> **RAW DATA**:
+===+

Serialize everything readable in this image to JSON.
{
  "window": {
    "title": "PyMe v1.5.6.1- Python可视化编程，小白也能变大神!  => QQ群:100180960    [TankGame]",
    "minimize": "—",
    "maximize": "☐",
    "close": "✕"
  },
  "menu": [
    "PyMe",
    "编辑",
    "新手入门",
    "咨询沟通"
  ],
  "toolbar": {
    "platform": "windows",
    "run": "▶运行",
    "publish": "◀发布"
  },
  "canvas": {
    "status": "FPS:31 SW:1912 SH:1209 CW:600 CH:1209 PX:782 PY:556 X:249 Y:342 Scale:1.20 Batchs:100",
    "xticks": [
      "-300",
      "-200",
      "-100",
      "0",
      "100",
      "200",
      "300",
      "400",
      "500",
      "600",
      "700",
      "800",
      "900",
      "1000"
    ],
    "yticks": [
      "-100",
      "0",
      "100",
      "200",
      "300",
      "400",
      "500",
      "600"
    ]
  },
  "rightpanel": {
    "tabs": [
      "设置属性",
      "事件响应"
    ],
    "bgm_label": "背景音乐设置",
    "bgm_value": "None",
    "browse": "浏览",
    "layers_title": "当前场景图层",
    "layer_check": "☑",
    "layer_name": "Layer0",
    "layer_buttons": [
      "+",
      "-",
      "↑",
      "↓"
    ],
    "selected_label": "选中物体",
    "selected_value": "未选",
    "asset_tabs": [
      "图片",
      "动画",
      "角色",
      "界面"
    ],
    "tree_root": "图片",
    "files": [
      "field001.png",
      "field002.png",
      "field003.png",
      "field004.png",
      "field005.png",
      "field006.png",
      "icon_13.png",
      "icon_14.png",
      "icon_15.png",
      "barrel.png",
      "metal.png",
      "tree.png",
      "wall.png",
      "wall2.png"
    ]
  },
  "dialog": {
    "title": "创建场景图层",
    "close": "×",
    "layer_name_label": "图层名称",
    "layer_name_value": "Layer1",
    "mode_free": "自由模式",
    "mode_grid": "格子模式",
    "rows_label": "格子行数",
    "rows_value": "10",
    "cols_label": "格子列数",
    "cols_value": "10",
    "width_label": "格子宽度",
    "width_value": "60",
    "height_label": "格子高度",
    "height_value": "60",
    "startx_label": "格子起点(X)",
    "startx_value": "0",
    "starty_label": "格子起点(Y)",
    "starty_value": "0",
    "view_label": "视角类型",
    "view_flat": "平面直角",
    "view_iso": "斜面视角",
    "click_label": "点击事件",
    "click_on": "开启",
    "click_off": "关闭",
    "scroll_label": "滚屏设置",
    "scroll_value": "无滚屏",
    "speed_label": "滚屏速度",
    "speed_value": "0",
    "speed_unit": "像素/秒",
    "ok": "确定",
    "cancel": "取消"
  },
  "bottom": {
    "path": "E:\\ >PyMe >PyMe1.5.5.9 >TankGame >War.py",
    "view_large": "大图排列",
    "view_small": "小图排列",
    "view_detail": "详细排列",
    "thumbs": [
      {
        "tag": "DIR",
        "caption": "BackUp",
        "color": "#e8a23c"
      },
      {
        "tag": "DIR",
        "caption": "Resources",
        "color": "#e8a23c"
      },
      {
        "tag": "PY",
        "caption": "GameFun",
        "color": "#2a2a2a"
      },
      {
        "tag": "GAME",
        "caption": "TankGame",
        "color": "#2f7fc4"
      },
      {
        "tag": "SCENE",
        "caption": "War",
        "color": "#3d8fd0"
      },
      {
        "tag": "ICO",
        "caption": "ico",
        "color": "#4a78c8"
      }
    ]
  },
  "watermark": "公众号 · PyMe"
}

+===+

> **WRITTEN INSTRUCTION**:
Please repeat all the records above exactly as they appear.

> **TASK RESPONSE**:
Serialize everything readable in this image to JSON.
{
  "window": {
    "title": "PyMe v1.5.6.1- Python可视化编程，小白也能变大神!  => QQ群:100180960    [TankGame]",
    "minimize": "—",
    "maximize": "☐",
    "close": "✕"
  },
  "menu": [
    "PyMe",
    "编辑",
    "新手入门",
    "咨询沟通"
  ],
  "toolbar": {
    "platform": "windows",
    "run": "▶运行",
    "publish": "◀发布"
  },
  "canvas": {
    "status": "FPS:31 SW:1912 SH:1209 CW:600 CH:1209 PX:782 PY:556 X:249 Y:342 Scale:1.20 Batchs:100",
    "xticks": [
      "-300",
      "-200",
      "-100",
      "0",
      "100",
      "200",
      "300",
      "400",
      "500",
      "600",
      "700",
      "800",
      "900",
      "1000"
    ],
    "yticks": [
      "-100",
      "0",
      "100",
      "200",
      "300",
      "400",
      "500",
      "600"
    ]
  },
  "rightpanel": {
    "tabs": [
      "设置属性",
      "事件响应"
    ],
    "bgm_label": "背景音乐设置",
    "bgm_value": "None",
    "browse": "浏览",
    "layers_title": "当前场景图层",
    "layer_check": "☑",
    "layer_name": "Layer0",
    "layer_buttons": [
      "+",
      "-",
      "↑",
      "↓"
    ],
    "selected_label": "选中物体",
    "selected_value": "未选",
    "asset_tabs": [
      "图片",
      "动画",
      "角色",
      "界面"
    ],
    "tree_root": "图片",
    "files": [
      "field001.png",
      "field002.png",
      "field003.png",
      "field004.png",
      "field005.png",
      "field006.png",
      "icon_13.png",
      "icon_14.png",
      "icon_15.png",
      "barrel.png",
      "metal.png",
      "tree.png",
      "wall.png",
      "wall2.png"
    ]
  },
  "dialog": {
    "title": "创建场景图层",
    "close": "×",
    "layer_name_label": "图层名称",
    "layer_name_value": "Layer1",
    "mode_free": "自由模式",
    "mode_grid": "格子模式",
    "rows_label": "格子行数",
    "rows_value": "10",
    "cols_label": "格子列数",
    "cols_value": "10",
    "width_label": "格子宽度",
    "width_value": "60",
    "height_label": "格子高度",
    "height_value": "60",
    "startx_label": "格子起点(X)",
    "startx_value": "0",
    "starty_label": "格子起点(Y)",
    "starty_value": "0",
    "view_label": "视角类型",
    "view_flat": "平面直角",
    "view_iso": "斜面视角",
    "click_label": "点击事件",
    "click_on": "开启",
    "click_off": "关闭",
    "scroll_label": "滚屏设置",
    "scroll_value": "无滚屏",
    "speed_label": "滚屏速度",
    "speed_value": "0",
    "speed_unit": "像素/秒",
    "ok": "确定",
    "cancel": "取消"
  },
  "bottom": {
    "path": "E:\\ >PyMe >PyMe1.5.5.9 >TankGame >War.py",
    "view_large": "大图排列",
    "view_small": "小图排列",
    "view_detail": "详细排列",
    "thumbs": [
      {
        "tag": "DIR",
        "caption": "BackUp",
        "color": "#e8a23c"
      },
      {
        "tag": "DIR",
        "caption": "Resources",
        "color": "#e8a23c"
      },
      {
        "tag": "PY",
        "caption": "GameFun",
        "color": "#2a2a2a"
      },
      {
        "tag": "GAME",
        "caption": "TankGame",
        "color": "#2f7fc4"
      },
      {
        "tag": "SCENE",
        "caption": "War",
        "color": "#3d8fd0"
      },
      {
        "tag": "ICO",
        "caption": "ico",
        "color": "#4a78c8"
      }
    ]
  },
  "watermark": "公众号 · PyMe"
}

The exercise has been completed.